START GIVEN RECORDS
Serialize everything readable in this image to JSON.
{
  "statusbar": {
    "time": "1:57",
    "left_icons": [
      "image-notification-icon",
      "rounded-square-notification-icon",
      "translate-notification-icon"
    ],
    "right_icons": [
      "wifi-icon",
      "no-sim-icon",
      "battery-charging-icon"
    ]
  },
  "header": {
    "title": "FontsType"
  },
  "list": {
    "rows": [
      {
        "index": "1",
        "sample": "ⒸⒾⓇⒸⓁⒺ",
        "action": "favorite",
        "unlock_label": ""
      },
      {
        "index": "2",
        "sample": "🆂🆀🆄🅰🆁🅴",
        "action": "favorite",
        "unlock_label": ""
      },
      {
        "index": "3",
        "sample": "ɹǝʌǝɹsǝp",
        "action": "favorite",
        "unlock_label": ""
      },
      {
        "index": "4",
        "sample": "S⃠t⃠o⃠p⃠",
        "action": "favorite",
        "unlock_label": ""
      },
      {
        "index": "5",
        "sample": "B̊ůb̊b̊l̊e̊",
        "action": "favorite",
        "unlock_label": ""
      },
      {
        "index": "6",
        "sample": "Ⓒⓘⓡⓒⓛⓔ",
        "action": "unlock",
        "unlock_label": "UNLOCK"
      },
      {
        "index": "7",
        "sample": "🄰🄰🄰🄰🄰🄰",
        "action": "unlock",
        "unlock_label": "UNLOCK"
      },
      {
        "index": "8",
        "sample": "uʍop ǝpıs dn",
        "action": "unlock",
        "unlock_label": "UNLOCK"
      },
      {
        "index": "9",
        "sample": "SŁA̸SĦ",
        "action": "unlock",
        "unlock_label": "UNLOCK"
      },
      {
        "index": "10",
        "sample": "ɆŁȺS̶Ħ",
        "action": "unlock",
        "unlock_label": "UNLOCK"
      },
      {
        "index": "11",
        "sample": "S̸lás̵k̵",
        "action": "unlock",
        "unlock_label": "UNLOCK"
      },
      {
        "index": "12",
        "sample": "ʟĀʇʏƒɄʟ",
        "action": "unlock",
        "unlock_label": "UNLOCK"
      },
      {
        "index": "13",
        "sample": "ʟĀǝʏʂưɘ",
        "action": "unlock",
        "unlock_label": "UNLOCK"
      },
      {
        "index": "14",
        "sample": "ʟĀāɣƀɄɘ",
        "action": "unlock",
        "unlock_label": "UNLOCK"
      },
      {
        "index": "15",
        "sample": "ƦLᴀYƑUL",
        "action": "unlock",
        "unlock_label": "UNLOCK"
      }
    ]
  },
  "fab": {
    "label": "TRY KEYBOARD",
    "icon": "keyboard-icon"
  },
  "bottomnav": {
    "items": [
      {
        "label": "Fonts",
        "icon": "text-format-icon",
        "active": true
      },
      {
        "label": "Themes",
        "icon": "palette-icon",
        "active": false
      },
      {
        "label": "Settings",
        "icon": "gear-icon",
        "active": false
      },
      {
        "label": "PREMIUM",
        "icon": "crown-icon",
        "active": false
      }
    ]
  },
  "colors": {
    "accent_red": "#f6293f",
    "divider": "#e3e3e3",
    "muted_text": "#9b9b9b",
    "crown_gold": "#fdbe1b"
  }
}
END GIVEN RECORDS
**PROMPT**: Retype all of the data shown above, word for word.

**CORRECT RESULT**:
Serialize everything readable in this image to JSON.
{
  "statusbar": {
    "time": "1:57",
    "left_icons": [
      "image-notification-icon",
      "rounded-square-notification-icon",
      "translate-notification-icon"
    ],
    "right_icons": [
      "wifi-icon",
      "no-sim-icon",
      "battery-charging-icon"
    ]
  },
  "header": {
    "title": "FontsType"
  },
  "list": {
    "rows": [
      {
        "index": "1",
        "sample": "ⒸⒾⓇⒸⓁⒺ",
        "action": "favorite",
        "unlock_label": ""
      },
      {
        "index": "2",
        "sample": "🆂🆀🆄🅰🆁🅴",
        "action": "favorite",
        "unlock_label": ""
      },
      {
        "index": "3",
        "sample": "ɹǝʌǝɹsǝp",
        "action": "favorite",
        "unlock_label": ""
      },
      {
        "index": "4",
        "sample": "S⃠t⃠o⃠p⃠",
        "action": "favorite",
        "unlock_label": ""
      },
      {
        "index": "5",
        "sample": "B̊ůb̊b̊l̊e̊",
        "action": "favorite",
        "unlock_label": ""
      },
      {
        "index": "6",
        "sample": "Ⓒⓘⓡⓒⓛⓔ",
        "action": "unlock",
        "unlock_label": "UNLOCK"
      },
      {
        "index": "7",
        "sample": "🄰🄰🄰🄰🄰🄰",
        "action": "unlock",
        "unlock_label": "UNLOCK"
      },
      {
        "index": "8",
        "sample": "uʍop ǝpıs dn",
        "action": "unlock",
        "unlock_label": "UNLOCK"
      },
      {
        "index": "9",
        "sample": "SŁA̸SĦ",
        "action": "unlock",
        "unlock_label": "UNLOCK"
      },
      {
        "index": "10",
        "sample": "ɆŁȺS̶Ħ",
        "action": "unlock",
        "unlock_label": "UNLOCK"
      },
      {
        "index": "11",
        "sample": "S̸lás̵k̵",
        "action": "unlock",
        "unlock_label": "UNLOCK"
      },
      {
        "index": "12",
        "sample": "ʟĀʇʏƒɄʟ",
        "action": "unlock",
        "unlock_label": "UNLOCK"
      },
      {
        "index": "13",
        "sample": "ʟĀǝʏʂưɘ",
        "action": "unlock",
        "unlock_label": "UNLOCK"
      },
      {
        "index": "14",
        "sample": "ʟĀāɣƀɄɘ",
        "action": "unlock",
        "unlock_label": "UNLOCK"
      },
      {
        "index": "15",
        "sample": "ƦLᴀYƑUL",
        "action": "unlock",
        "unlock_label": "UNLOCK"
      }
    ]
  },
  "fab": {
    "label": "TRY KEYBOARD",
    "icon": "keyboard-icon"
  },
  "bottomnav": {
    "items": [
      {
        "label": "Fonts",
        "icon": "text-format-icon",
        "active": true
      },
      {
        "label": "Themes",
        "icon": "palette-icon",
        "active": false
      },
      {
        "label": "Settings",
        "icon": "gear-icon",
        "active": false
      },
      {
        "label": "PREMIUM",
        "icon": "crown-icon",
        "active": false
      }
    ]
  },
  "colors": {
    "accent_red": "#f6293f",
    "divider": "#e3e3e3",
    "muted_text": "#9b9b9b",
    "crown_gold": "#fdbe1b"
  }
}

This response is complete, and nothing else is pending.